CONSIGNES:
a) Indiquez si chacune des affirmations suivantes concorde avec le texte sur Seppi Siffert, en répondant par oui ou par non et en citant les mots décisifs du texte : (i) le père de Seppi a repris un commerce d'eau minérale ; (ii) la mère de Seppi gagnait 2 francs de l'heure ; (iii) Seppi a rencontré Yvette hors de Fribourg.
b) Répondez brièvement aux questions suivantes à partir du texte sur Seppi Siffert :
(i) Quelle activité tenaient d'abord les parents de Seppi ?
(ii) Quel est le nom de naissance de la mère de Seppi ?
(iii) Qu'ont vendu Seppi et sa mère sur la Grand-Rue ?
c) Poursuivez le texte sur Seppi Siffert à la suite de sa dernière phrase.

===== TEXTE EXTRAIT =====

Addendum : sur le caractère de Seppi

Fribourg, la Rome suisse, curé contre curé, église contre église... Une petite France en pleine Suisse, pays à grande majorité protestante.

C'est là que naît Seppi Siffert. Dans la Basse-Ville... Ses parents tiennent une laiterie, laquelle n'est pas vraiment rentable. Son père Aloïs Siffert prend alors un commerce d'eau minérale..., qui ne marche pas mieux, puis finit par abandonner toute activité régulière et même un peu plus tard sa famille.

Maman Siffert, née Ackermann, fait des ménages à l'Université pour 1,10 franc (suisse) de l'heure. Seppi l'aide au ramassage de vieux habits, plus tard ils ont même vendu des narcisses sur la Grand-Rue.

C'est Seppi qui tira sa famille de la mouise. C'est dans la Basse-Ville de Fribourg qu'il rencontre sa première compagne Yvette.

===== DONNÉES ENREGISTRÉES =====

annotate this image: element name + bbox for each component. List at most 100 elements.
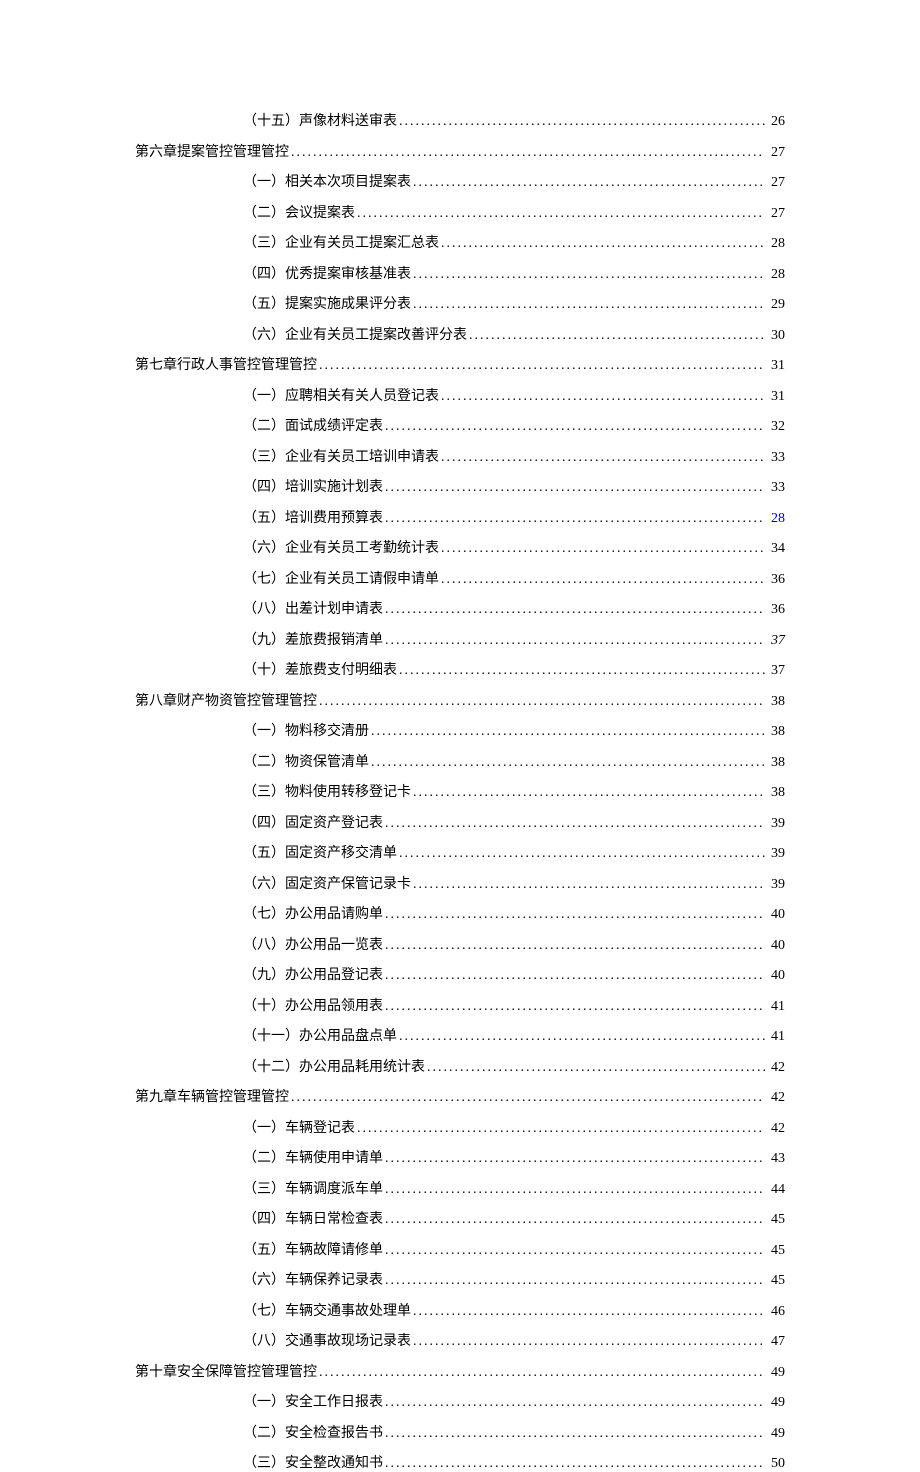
toc-row: （一）物料移交清册 38	[135, 720, 785, 740]
toc-leader-dots	[383, 1212, 765, 1228]
toc-title: （十五）声像材料送审表	[243, 110, 397, 130]
toc-leader-dots	[317, 694, 765, 710]
toc-page-number: 30	[765, 328, 785, 344]
toc-leader-dots	[425, 1060, 765, 1076]
toc-page-number: 33	[765, 480, 785, 496]
toc-title: （九）差旅费报销清单	[243, 629, 383, 649]
toc-title: （二）物资保管清单	[243, 751, 369, 771]
toc-title: 第六章提案管控管理管控	[135, 141, 289, 161]
toc-leader-dots	[397, 663, 765, 679]
toc-leader-dots	[383, 999, 765, 1015]
toc-leader-dots	[411, 877, 765, 893]
toc-leader-dots	[439, 541, 765, 557]
toc-row: （四）培训实施计划表33	[135, 476, 785, 496]
toc-page-number: 28	[765, 236, 785, 252]
toc-leader-dots	[289, 145, 765, 161]
toc-leader-dots	[369, 724, 765, 740]
toc-row: （八）出差计划申请表36	[135, 598, 785, 618]
toc-title: （七）办公用品请购单	[243, 903, 383, 923]
toc-leader-dots	[383, 419, 765, 435]
toc-page-number: 49	[765, 1365, 785, 1381]
toc-leader-dots	[439, 450, 765, 466]
toc-title: （四）车辆日常检查表	[243, 1208, 383, 1228]
toc-title: （一）物料移交清册	[243, 720, 369, 740]
toc-row: （二）安全检查报告书49	[135, 1422, 785, 1442]
toc-page-number: 31	[765, 358, 785, 374]
toc-leader-dots	[411, 785, 765, 801]
toc-page-number: 38	[765, 694, 785, 710]
toc-row: （九）办公用品登记表40	[135, 964, 785, 984]
toc-row: （六）车辆保养记录表 45	[135, 1269, 785, 1289]
toc-page-number: 42	[765, 1060, 785, 1076]
toc-title: （十一）办公用品盘点单	[243, 1025, 397, 1045]
toc-row: （二）面试成绩评定表32	[135, 415, 785, 435]
toc-title: （十）办公用品领用表	[243, 995, 383, 1015]
toc-page-number: 39	[765, 816, 785, 832]
toc-page-number: 27	[765, 206, 785, 222]
toc-leader-dots	[383, 633, 765, 649]
toc-title: （五）车辆故障请修单	[243, 1239, 383, 1259]
toc-page-number: 43	[765, 1151, 785, 1167]
toc-title: （三）企业有关员工培训申请表	[243, 446, 439, 466]
table-of-contents: （十五）声像材料送审表26第六章提案管控管理管控 27（一）相关本次项目提案表2…	[135, 110, 785, 1472]
toc-page-number: 42	[765, 1090, 785, 1106]
toc-title: （五）培训费用预算表	[243, 507, 383, 527]
toc-leader-dots	[383, 511, 765, 527]
toc-page-number: 45	[765, 1273, 785, 1289]
toc-leader-dots	[383, 1273, 765, 1289]
toc-row: 第九章车辆管控管理管控 42	[135, 1086, 785, 1106]
toc-leader-dots	[411, 267, 765, 283]
toc-row: 第七章行政人事管控管理管控 31	[135, 354, 785, 374]
toc-leader-dots	[383, 968, 765, 984]
toc-title: （二）会议提案表	[243, 202, 355, 222]
toc-page-number: 44	[765, 1182, 785, 1198]
toc-leader-dots	[439, 572, 765, 588]
toc-row: （一）车辆登记表42	[135, 1117, 785, 1137]
toc-title: （六）企业有关员工考勤统计表	[243, 537, 439, 557]
toc-leader-dots	[467, 328, 765, 344]
toc-leader-dots	[369, 755, 765, 771]
toc-title: （七）车辆交通事故处理单	[243, 1300, 411, 1320]
toc-leader-dots	[383, 1182, 765, 1198]
toc-title: （三）车辆调度派车单	[243, 1178, 383, 1198]
toc-leader-dots	[411, 297, 765, 313]
toc-row: （二）物资保管清单 38	[135, 751, 785, 771]
toc-title: （五）固定资产移交清单	[243, 842, 397, 862]
toc-leader-dots	[383, 816, 765, 832]
toc-row: （三）物料使用转移登记卡 38	[135, 781, 785, 801]
toc-title: （三）物料使用转移登记卡	[243, 781, 411, 801]
toc-leader-dots	[397, 846, 765, 862]
toc-page-number: 38	[765, 785, 785, 801]
toc-title: （六）车辆保养记录表	[243, 1269, 383, 1289]
toc-title: （六）企业有关员工提案改善评分表	[243, 324, 467, 344]
toc-row: （五）培训费用预算表28	[135, 507, 785, 527]
toc-row: （三）车辆调度派车单 44	[135, 1178, 785, 1198]
toc-row: （三）企业有关员工培训申请表 33	[135, 446, 785, 466]
toc-page-number: 28	[765, 267, 785, 283]
toc-row: （七）企业有关员工请假申请单36	[135, 568, 785, 588]
toc-page-number: 39	[765, 877, 785, 893]
toc-title: （八）出差计划申请表	[243, 598, 383, 618]
toc-page-number: 49	[765, 1426, 785, 1442]
toc-row: 第十章安全保障管控管理管控 49	[135, 1361, 785, 1381]
toc-title: （二）面试成绩评定表	[243, 415, 383, 435]
toc-page-number: 39	[765, 846, 785, 862]
toc-page-number: 49	[765, 1395, 785, 1411]
toc-leader-dots	[383, 907, 765, 923]
toc-leader-dots	[411, 1334, 765, 1350]
toc-row: （七）办公用品请购单40	[135, 903, 785, 923]
toc-leader-dots	[397, 114, 765, 130]
toc-page-number: 42	[765, 1121, 785, 1137]
toc-leader-dots	[383, 1151, 765, 1167]
toc-title: （十）差旅费支付明细表	[243, 659, 397, 679]
toc-page-number: 29	[765, 297, 785, 313]
toc-leader-dots	[383, 938, 765, 954]
toc-title: （一）应聘相关有关人员登记表	[243, 385, 439, 405]
toc-leader-dots	[383, 1395, 765, 1411]
toc-page-number: 38	[765, 724, 785, 740]
toc-row: （六）企业有关员工考勤统计表 34	[135, 537, 785, 557]
toc-page-number: 38	[765, 755, 785, 771]
toc-page-number: 34	[765, 541, 785, 557]
toc-page-number: 37	[765, 663, 785, 679]
toc-title: 第十章安全保障管控管理管控	[135, 1361, 317, 1381]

=====

RÉPONSES PAR CONSIGNE:
a)
(i) Oui : « Son père Aloïs Siffert prend alors un commerce d'eau minérale »
(ii) Non : « pour 1,10 franc (suisse) de l'heure »
(iii) Non : « C'est dans la Basse-Ville de Fribourg qu'il rencontre sa première compagne Yvette. »

b)
(i) Une laiterie.
(ii) Ackermann.
(iii) Des narcisses.

c)
Qui ne sait pas cela ne peut pas comprendre la personnalité de Seppi, devenu Joseph, - plus français -, puis Jo, - plus international -. Sa réputation dans les affaires vient de ses origines.

Il finira par épouser Sabine Eicher qui était mannequin, puis Simone la fille du grand brasseur local Guhl (de la brasserie Beauregard). Issu du quartier populaire de la Basse-Ville il avait ainsi rejoint la haute société de Fribourg...

Mais à ce moment-là il ne ramassait plus, ni les chiffons, ni les douilles pour l'armée; il louait des autos, des Porsche 917, une March de F1, des F2, entre autres activités !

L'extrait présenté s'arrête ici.